* [What the task requires] Pull out every line with the word "Error" from the entries below.

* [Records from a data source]

------------------------------------------------------------

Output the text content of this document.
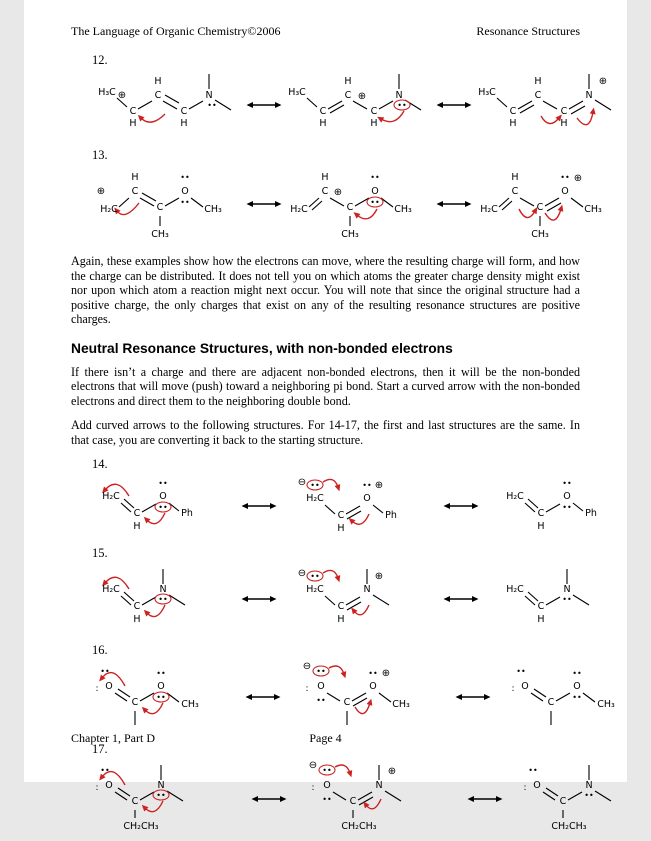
The Language of Organic Chemistry©2006	Resonance Structures
12.
H₃C ⊕
C
H
C
H
C
H
N
••
H₃C
C
H
C
H
⊕
C
H
N
••
H₃C
C
H
C
H
C
H
N
⊕
13.
⊕
H₂C
C
H
C
CH₃
O
••
••
CH₃	H₂C
C
H
⊕
C
CH₃
O
••
••
CH₃	H₂C
C
H
C
CH₃
O
•• ⊕
CH₃

Again, these examples show how the electrons can move, where the resulting charge will form, and how the charge can be distributed. It does not tell you on which atoms the greater charge density might exist nor upon which atom a reaction might next occur. You will note that since the original structure had a positive charge, the only charges that exist on any of the resulting resonance structures are positive charges.

Neutral Resonance Structures, with non-bonded electrons

If there isn’t a charge and there are adjacent non-bonded electrons, then it will be the non-bonded electrons that will move (push) toward a neighboring pi bond. Start a curved arrow with the non-bonded electrons and direct them to the neighboring double bond.

Add curved arrows to the following structures. For 14-17, the first and last structures are the same. In that case, you are converting it back to the starting structure.

14.
H₂C
C
H
O
••
••
Ph
⊖ ••
H₂C
C
H
O
•• ⊕
Ph
H₂C
C
H
O
••
••
Ph
15.
H₂C
C
H
N
••
⊖ ••
H₂C
C
H
N
⊕
H₂C
C
H
N
••
16.
••
: O
C
O
••
••
CH₃
⊖ ••
: O
•• C
O
•• ⊕
CH₃
••
: O
C
O
••
••
CH₃
17.
••
: O
C
CH₂CH₃
N
••
⊖ ••
: O
•• C
CH₂CH₃
N
⊕	••
: O
C
CH₂CH₃
N
••
Chapter 1, Part D	Page 4
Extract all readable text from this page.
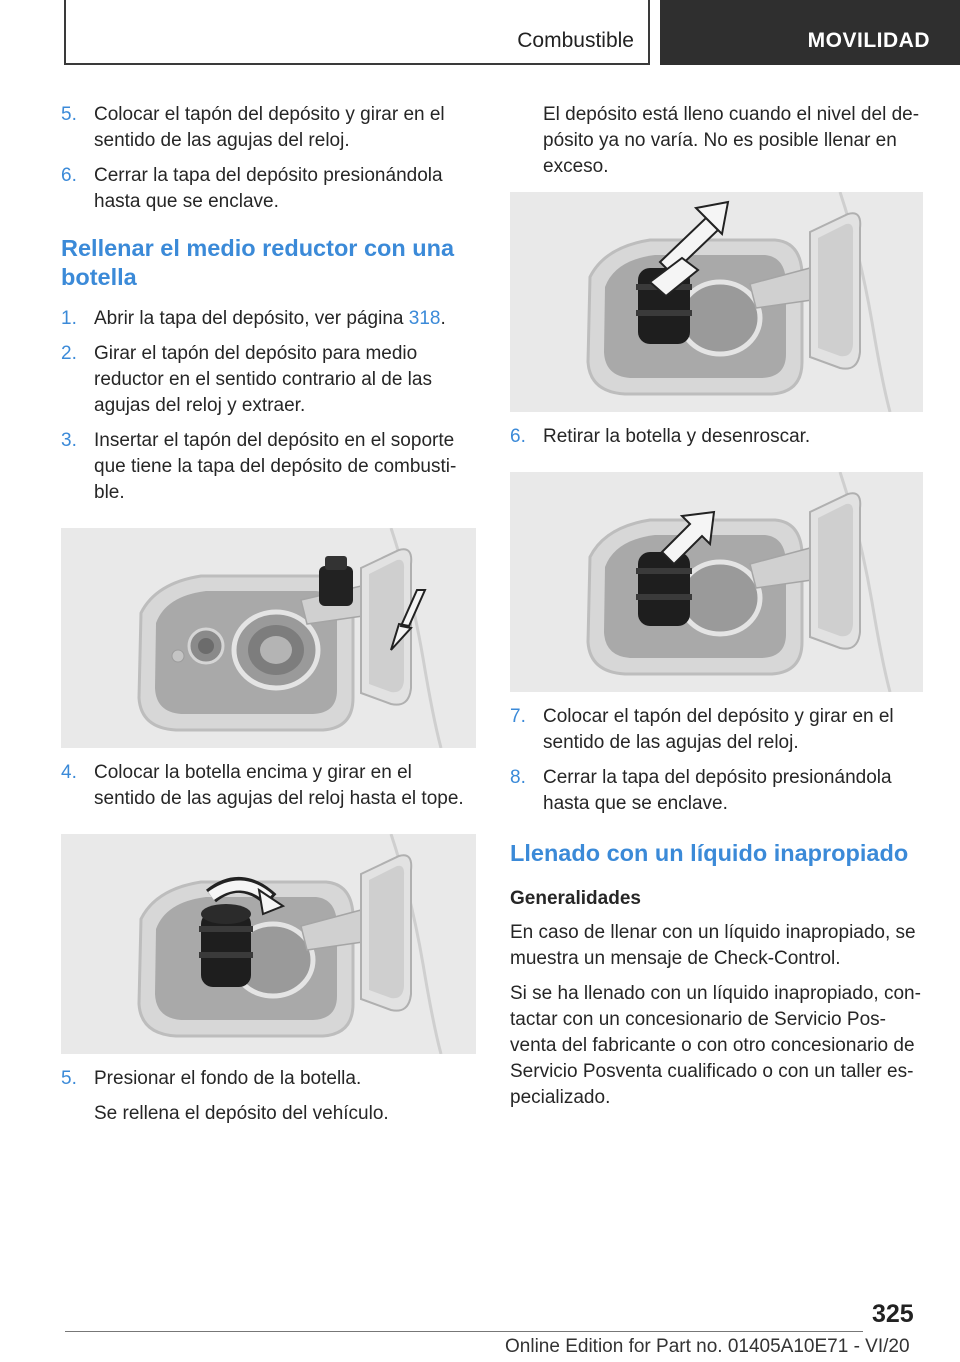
Combustible	MOVILIDAD
5. Colocar el tapón del depósito y girar en el sentido de las agujas del reloj.
6. Cerrar la tapa del depósito presionándola hasta que se enclave.
Rellenar el medio reductor con una botella
1. Abrir la tapa del depósito, ver página 318.
2. Girar el tapón del depósito para medio reductor en el sentido contrario al de las agujas del reloj y extraer.
3. Insertar el tapón del depósito en el soporte que tiene la tapa del depósito de combustible.
4. Colocar la botella encima y girar en el sentido de las agujas del reloj hasta el tope.
5. Presionar el fondo de la botella.
Se rellena el depósito del vehículo.
El depósito está lleno cuando el nivel del depósito ya no varía. No es posible llenar en exceso.
6. Retirar la botella y desenroscar.
7. Colocar el tapón del depósito y girar en el sentido de las agujas del reloj.
8. Cerrar la tapa del depósito presionándola hasta que se enclave.
Llenado con un líquido inapropiado
Generalidades
En caso de llenar con un líquido inapropiado, se muestra un mensaje de Check-Control.
Si se ha llenado con un líquido inapropiado, contactar con un concesionario de Servicio Posventa del fabricante o con otro concesionario de Servicio Posventa cualificado o con un taller especializado.
325
Online Edition for Part no. 01405A10E71 - VI/20
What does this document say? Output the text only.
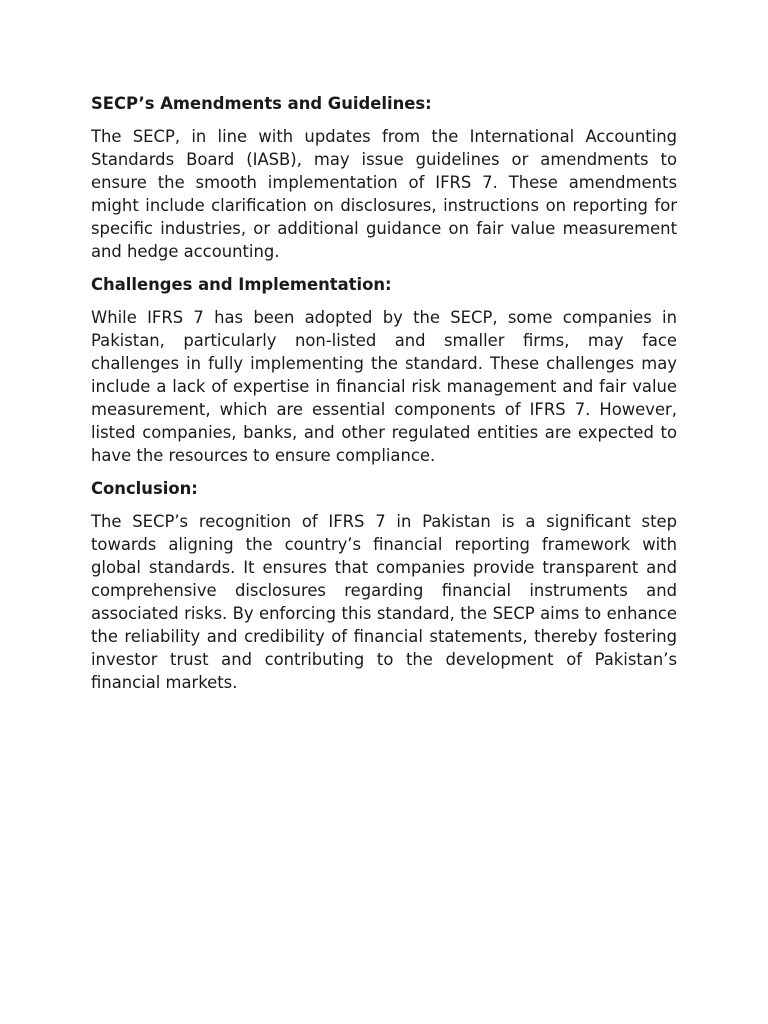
SECP’s Amendments and Guidelines:

The SECP, in line with updates from the International Accounting Standards Board (IASB), may issue guidelines or amendments to ensure the smooth implementation of IFRS 7. These amendments might include clarification on disclosures, instructions on reporting for specific industries, or additional guidance on fair value measurement and hedge accounting.

Challenges and Implementation:

While IFRS 7 has been adopted by the SECP, some companies in Pakistan, particularly non-listed and smaller firms, may face challenges in fully implementing the standard. These challenges may include a lack of expertise in financial risk management and fair value measurement, which are essential components of IFRS 7. However, listed companies, banks, and other regulated entities are expected to have the resources to ensure compliance.

Conclusion:

The SECP’s recognition of IFRS 7 in Pakistan is a significant step towards aligning the country’s financial reporting framework with global standards. It ensures that companies provide transparent and comprehensive disclosures regarding financial instruments and associated risks. By enforcing this standard, the SECP aims to enhance the reliability and credibility of financial statements, thereby fostering investor trust and contributing to the development of Pakistan’s financial markets.
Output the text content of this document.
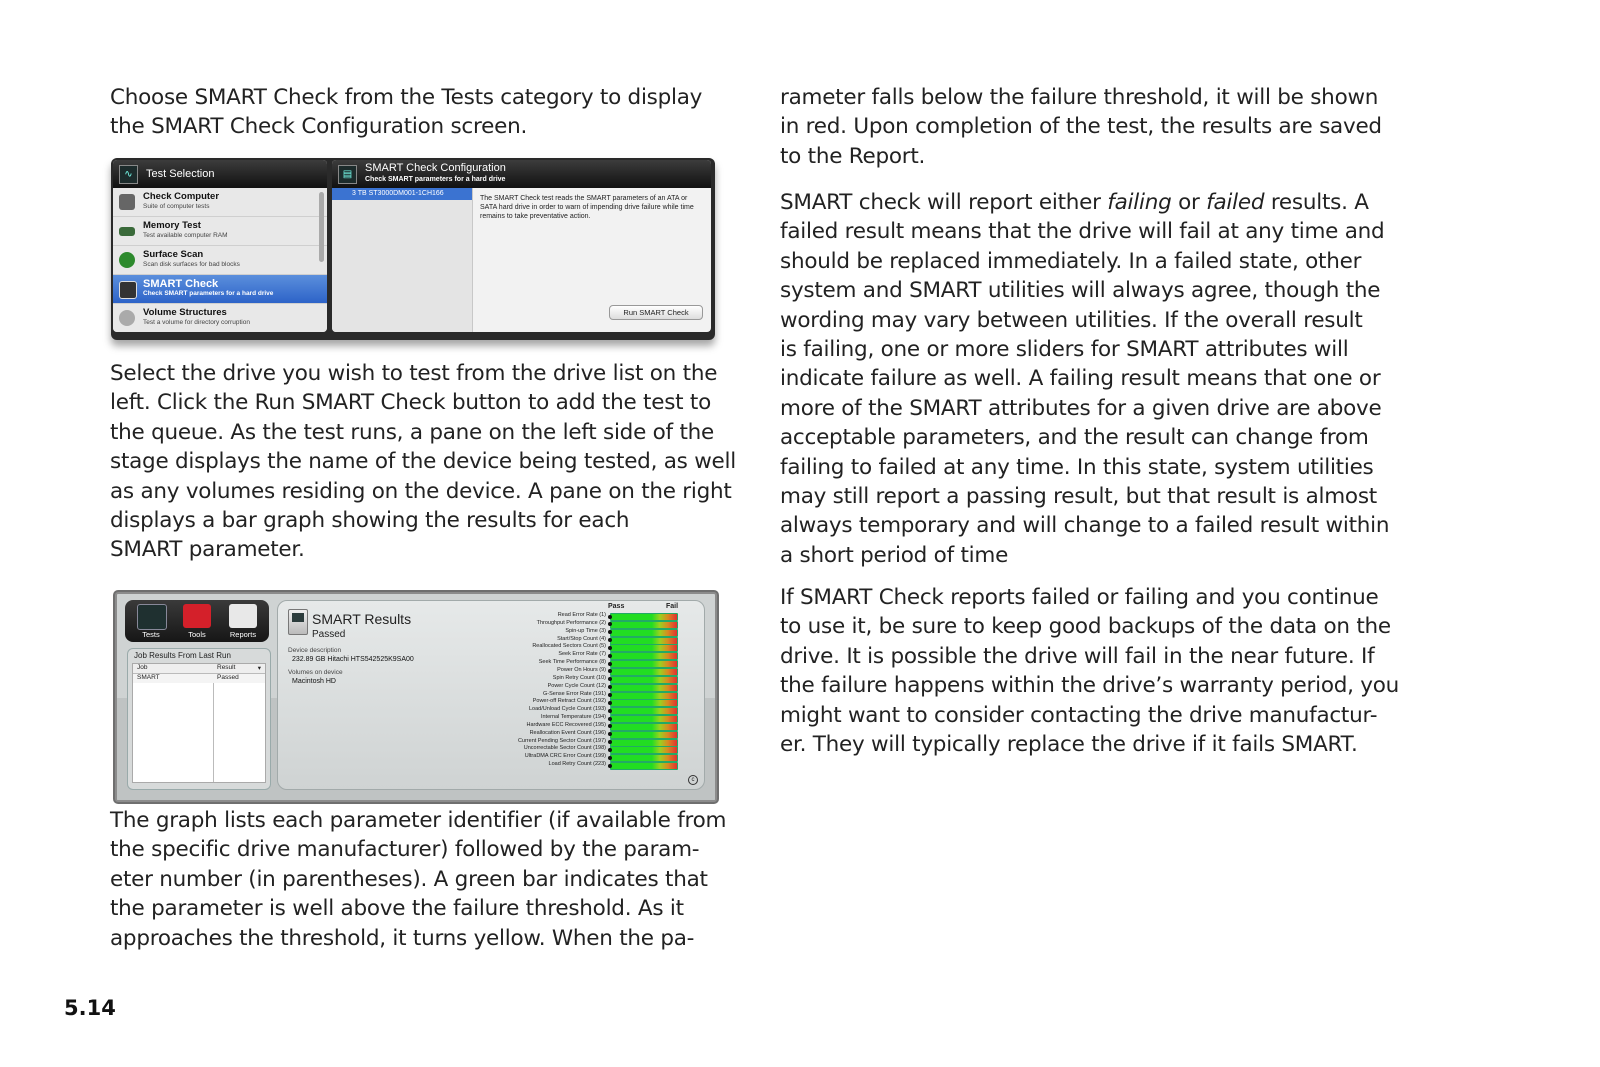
Choose SMART Check from the Tests category to display
the SMART Check Configuration screen.
∿	Test Selection
Check Computer
Suite of computer tests
Memory Test
Test available computer RAM
Surface Scan
Scan disk surfaces for bad blocks
SMART Check
Check SMART parameters for a hard drive
Volume Structures
Test a volume for directory corruption
▤	SMART Check Configuration
Check SMART parameters for a hard drive
3 TB ST3000DM001-1CH166
The SMART Check test reads the SMART parameters of an ATA or SATA hard drive in order to warn of impending drive failure while time remains to take preventative action.
Run SMART Check
Select the drive you wish to test from the drive list on the
left. Click the Run SMART Check button to add the test to
the queue. As the test runs, a pane on the left side of the
stage displays the name of the device being tested, as well
as any volumes residing on the device. A pane on the right
displays a bar graph showing the results for each
SMART parameter.
Tests	Tools	Reports
Job Results From Last Run
Job	Result	▾
SMART	Passed
SMART Results
Passed
Device description
232.89 GB Hitachi HTS542525K9SA00
Volumes on device
Macintosh HD
Pass	Fail
Read Error Rate (1)
Throughput Performance (2)
Spin-up Time (3)
Start/Stop Count (4)
Reallocated Sectors Count (5)
Seek Error Rate (7)
Seek Time Performance (8)
Power On Hours (9)
Spin Retry Count (10)
Power Cycle Count (12)
G-Sense Error Rate (191)
Power-off Retract Count (192)
Load/Unload Cycle Count (193)
Internal Temperature (194)
Hardware ECC Recovered (195)
Reallocation Event Count (196)
Current Pending Sector Count (197)
Uncorrectable Sector Count (198)
UltraDMA CRC Error Count (199)
Load Retry Count (223)
c
The graph lists each parameter identifier (if available from
the specific drive manufacturer) followed by the param-
eter number (in parentheses). A green bar indicates that
the parameter is well above the failure threshold. As it
approaches the threshold, it turns yellow. When the pa-
rameter falls below the failure threshold, it will be shown
in red. Upon completion of the test, the results are saved
to the Report.
SMART check will report either failing or failed results. A
failed result means that the drive will fail at any time and
should be replaced immediately. In a failed state, other
system and SMART utilities will always agree, though the
wording may vary between utilities. If the overall result
is failing, one or more sliders for SMART attributes will
indicate failure as well. A failing result means that one or
more of the SMART attributes for a given drive are above
acceptable parameters, and the result can change from
failing to failed at any time. In this state, system utilities
may still report a passing result, but that result is almost
always temporary and will change to a failed result within
a short period of time
If SMART Check reports failed or failing and you continue
to use it, be sure to keep good backups of the data on the
drive. It is possible the drive will fail in the near future. If
the failure happens within the drive’s warranty period, you
might want to consider contacting the drive manufactur-
er. They will typically replace the drive if it fails SMART.
5.14
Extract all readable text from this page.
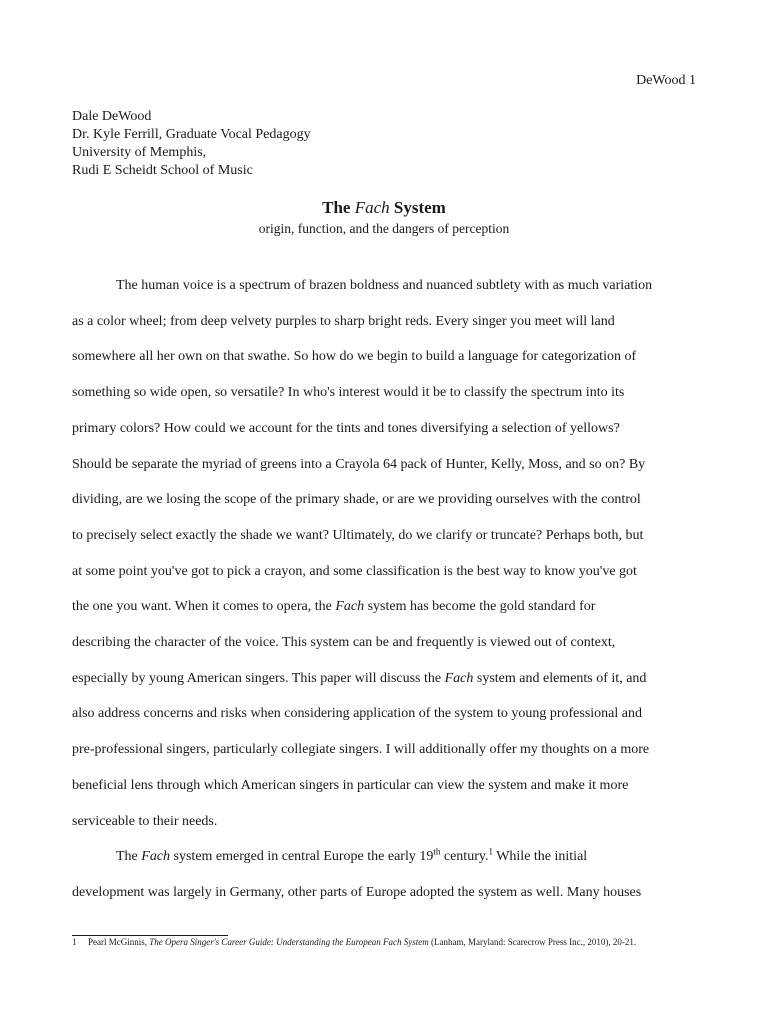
DeWood 1
Dale DeWood
Dr. Kyle Ferrill, Graduate Vocal Pedagogy
University of Memphis,
Rudi E Scheidt School of Music
The Fach System
origin, function, and the dangers of perception
The human voice is a spectrum of brazen boldness and nuanced subtlety with as much variation
as a color wheel; from deep velvety purples to sharp bright reds. Every singer you meet will land
somewhere all her own on that swathe. So how do we begin to build a language for categorization of
something so wide open, so versatile? In who's interest would it be to classify the spectrum into its
primary colors? How could we account for the tints and tones diversifying a selection of yellows?
Should be separate the myriad of greens into a Crayola 64 pack of Hunter, Kelly, Moss, and so on? By
dividing, are we losing the scope of the primary shade, or are we providing ourselves with the control
to precisely select exactly the shade we want? Ultimately, do we clarify or truncate? Perhaps both, but
at some point you've got to pick a crayon, and some classification is the best way to know you've got
the one you want. When it comes to opera, the Fach system has become the gold standard for
describing the character of the voice. This system can be and frequently is viewed out of context,
especially by young American singers. This paper will discuss the Fach system and elements of it, and
also address concerns and risks when considering application of the system to young professional and
pre-professional singers, particularly collegiate singers. I will additionally offer my thoughts on a more
beneficial lens through which American singers in particular can view the system and make it more
serviceable to their needs.
The Fach system emerged in central Europe the early 19th century.$^1$ While the initial
development was largely in Germany, other parts of Europe adopted the system as well. Many houses
1 Pearl McGinnis, The Opera Singer's Career Guide: Understanding the European Fach System (Lanham, Maryland: Scarecrow Press Inc., 2010), 20-21.
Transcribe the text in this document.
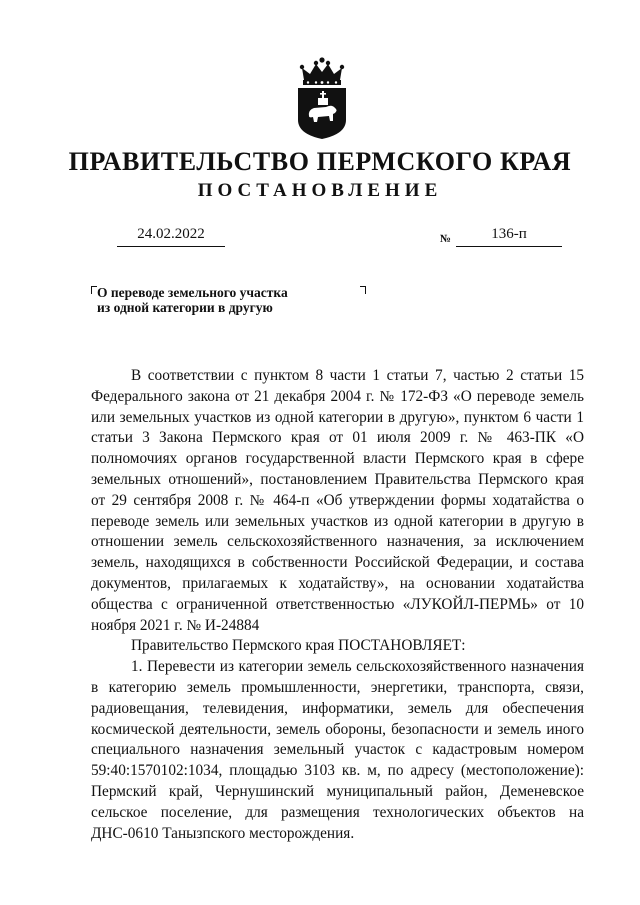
ПРАВИТЕЛЬСТВО ПЕРМСКОГО КРАЯ
ПОСТАНОВЛЕНИЕ
24.02.2022	№	136-п
О переводе земельного участка
из одной категории в другую

В соответствии с пунктом 8 части 1 статьи 7, частью 2 статьи 15 Федерального закона от 21 декабря 2004 г. № 172-ФЗ «О переводе земель или земельных участков из одной категории в другую», пунктом 6 части 1 статьи 3 Закона Пермского края от 01 июля 2009 г. № 463-ПК «О полномочиях органов государственной власти Пермского края в сфере земельных отношений», постановлением Правительства Пермского края от 29 сентября 2008 г. № 464-п «Об утверждении формы ходатайства о переводе земель или земельных участков из одной категории в другую в отношении земель сельскохозяйственного назначения, за исключением земель, находящихся в собственности Российской Федерации, и состава документов, прилагаемых к ходатайству», на основании ходатайства общества с ограниченной ответственностью «ЛУКОЙЛ-ПЕРМЬ» от 10 ноября 2021 г. № И-24884

Правительство Пермского края ПОСТАНОВЛЯЕТ:

1. Перевести из категории земель сельскохозяйственного назначения в категорию земель промышленности, энергетики, транспорта, связи, радиовещания, телевидения, информатики, земель для обеспечения космической деятельности, земель обороны, безопасности и земель иного специального назначения земельный участок с кадастровым номером 59:40:1570102:1034, площадью 3103 кв. м, по адресу (местоположение): Пермский край, Чернушинский муниципальный район, Деменевское сельское поселение, для размещения технологических объектов на ДНС-0610 Танызпского месторождения.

------------------------------------------------------------

* [Answer for the task]
Read Error Rate (1)
Seek Error Rate (7)
G-Sense Error Rate (191)
UltraDMA CRC Error Count (199)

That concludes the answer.